Extracted records:
• • •

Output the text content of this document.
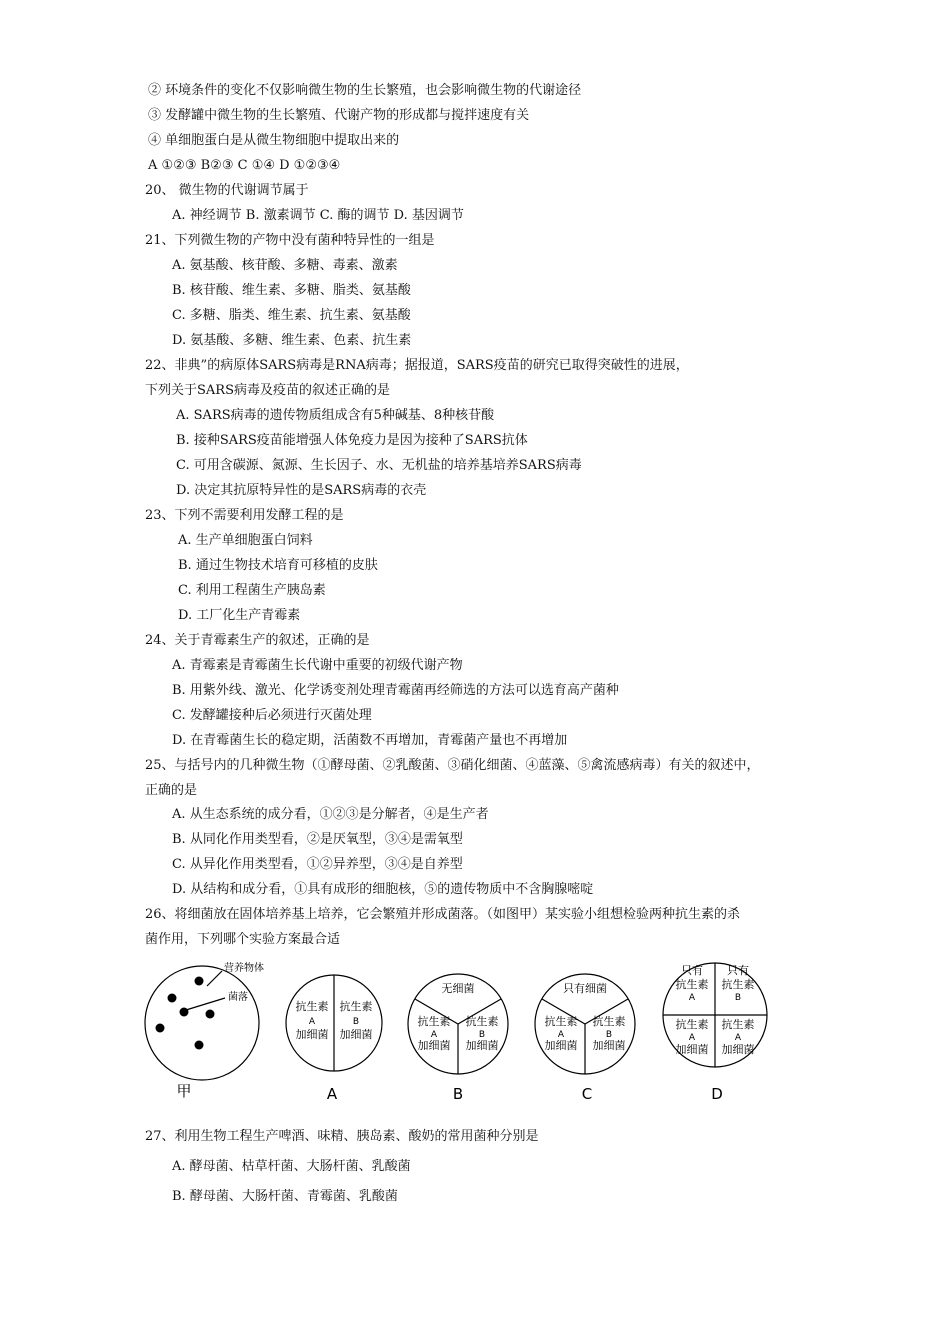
② 环境条件的变化不仅影响微生物的生长繁殖，也会影响微生物的代谢途径
③ 发酵罐中微生物的生长繁殖、代谢产物的形成都与搅拌速度有关
④ 单细胞蛋白是从微生物细胞中提取出来的
A ①②③ B②③ C ①④ D ①②③④
20、 微生物的代谢调节属于
A. 神经调节 B. 激素调节 C. 酶的调节 D. 基因调节
21、下列微生物的产物中没有菌种特异性的一组是
A. 氨基酸、核苷酸、多糖、毒素、激素
B. 核苷酸、维生素、多糖、脂类、氨基酸
C. 多糖、脂类、维生素、抗生素、氨基酸
D. 氨基酸、多糖、维生素、色素、抗生素
22、非典”的病原体SARS病毒是RNA病毒；据报道，SARS疫苗的研究已取得突破性的进展，
下列关于SARS病毒及疫苗的叙述正确的是
A. SARS病毒的遗传物质组成含有5种碱基、8种核苷酸
B. 接种SARS疫苗能增强人体免疫力是因为接种了SARS抗体
C. 可用含碳源、氮源、生长因子、水、无机盐的培养基培养SARS病毒
D. 决定其抗原特异性的是SARS病毒的衣壳
23、下列不需要利用发酵工程的是
A. 生产单细胞蛋白饲料
B. 通过生物技术培育可移植的皮肤
C. 利用工程菌生产胰岛素
D. 工厂化生产青霉素
24、关于青霉素生产的叙述，正确的是
A. 青霉素是青霉菌生长代谢中重要的初级代谢产物
B. 用紫外线、激光、化学诱变剂处理青霉菌再经筛选的方法可以选育高产菌种
C. 发酵罐接种后必须进行灭菌处理
D. 在青霉菌生长的稳定期，活菌数不再增加，青霉菌产量也不再增加
25、与括号内的几种微生物（①酵母菌、②乳酸菌、③硝化细菌、④蓝藻、⑤禽流感病毒）有关的叙述中，
正确的是
A. 从生态系统的成分看，①②③是分解者，④是生产者
B. 从同化作用类型看，②是厌氧型，③④是需氧型
C. 从异化作用类型看，①②异养型，③④是自养型
D. 从结构和成分看，①具有成形的细胞核，⑤的遗传物质中不含胸腺嘧啶
26、将细菌放在固体培养基上培养，它会繁殖并形成菌落。（如图甲）某实验小组想检验两种抗生素的杀
菌作用，下列哪个实验方案最合适
营养物体
菌落
抗生素
A
加细菌
抗生素
B
加细菌
无细菌
抗生素
A
加细菌
抗生素
B
加细菌
只有细菌
抗生素
A
加细菌
抗生素
B
加细菌
只有
抗生素
A
只有
抗生素
B
抗生素
A
加细菌
抗生素
A
加细菌
甲	A	B	C	D
27、利用生物工程生产啤酒、味精、胰岛素、酸奶的常用菌种分别是
A. 酵母菌、枯草杆菌、大肠杆菌、乳酸菌
B. 酵母菌、大肠杆菌、青霉菌、乳酸菌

• • •

§ TASK PROMPT:
Give an exact reproduction of every line, leaving out any picture.

§ TASK RESPONSE:
Output the text content of this document.
② 环境条件的变化不仅影响微生物的生长繁殖，也会影响微生物的代谢途径
③ 发酵罐中微生物的生长繁殖、代谢产物的形成都与搅拌速度有关
④ 单细胞蛋白是从微生物细胞中提取出来的
A ①②③ B②③ C ①④ D ①②③④
20、 微生物的代谢调节属于
A. 神经调节 B. 激素调节 C. 酶的调节 D. 基因调节
21、下列微生物的产物中没有菌种特异性的一组是
A. 氨基酸、核苷酸、多糖、毒素、激素
B. 核苷酸、维生素、多糖、脂类、氨基酸
C. 多糖、脂类、维生素、抗生素、氨基酸
D. 氨基酸、多糖、维生素、色素、抗生素
22、非典”的病原体SARS病毒是RNA病毒；据报道，SARS疫苗的研究已取得突破性的进展，
下列关于SARS病毒及疫苗的叙述正确的是
A. SARS病毒的遗传物质组成含有5种碱基、8种核苷酸
B. 接种SARS疫苗能增强人体免疫力是因为接种了SARS抗体
C. 可用含碳源、氮源、生长因子、水、无机盐的培养基培养SARS病毒
D. 决定其抗原特异性的是SARS病毒的衣壳
23、下列不需要利用发酵工程的是
A. 生产单细胞蛋白饲料
B. 通过生物技术培育可移植的皮肤
C. 利用工程菌生产胰岛素
D. 工厂化生产青霉素
24、关于青霉素生产的叙述，正确的是
A. 青霉素是青霉菌生长代谢中重要的初级代谢产物
B. 用紫外线、激光、化学诱变剂处理青霉菌再经筛选的方法可以选育高产菌种
C. 发酵罐接种后必须进行灭菌处理
D. 在青霉菌生长的稳定期，活菌数不再增加，青霉菌产量也不再增加
25、与括号内的几种微生物（①酵母菌、②乳酸菌、③硝化细菌、④蓝藻、⑤禽流感病毒）有关的叙述中，
正确的是
A. 从生态系统的成分看，①②③是分解者，④是生产者
B. 从同化作用类型看，②是厌氧型，③④是需氧型
C. 从异化作用类型看，①②异养型，③④是自养型
D. 从结构和成分看，①具有成形的细胞核，⑤的遗传物质中不含胸腺嘧啶
26、将细菌放在固体培养基上培养，它会繁殖并形成菌落。（如图甲）某实验小组想检验两种抗生素的杀
菌作用，下列哪个实验方案最合适
营养物体
菌落
抗生素
A
加细菌
抗生素
B
加细菌
无细菌
抗生素
A
加细菌
抗生素
B
加细菌
只有细菌
抗生素
A
加细菌
抗生素
B
加细菌
只有
抗生素
A
只有
抗生素
B
抗生素
A
加细菌
抗生素
A
加细菌
甲	A	B	C	D
27、利用生物工程生产啤酒、味精、胰岛素、酸奶的常用菌种分别是
A. 酵母菌、枯草杆菌、大肠杆菌、乳酸菌
B. 酵母菌、大肠杆菌、青霉菌、乳酸菌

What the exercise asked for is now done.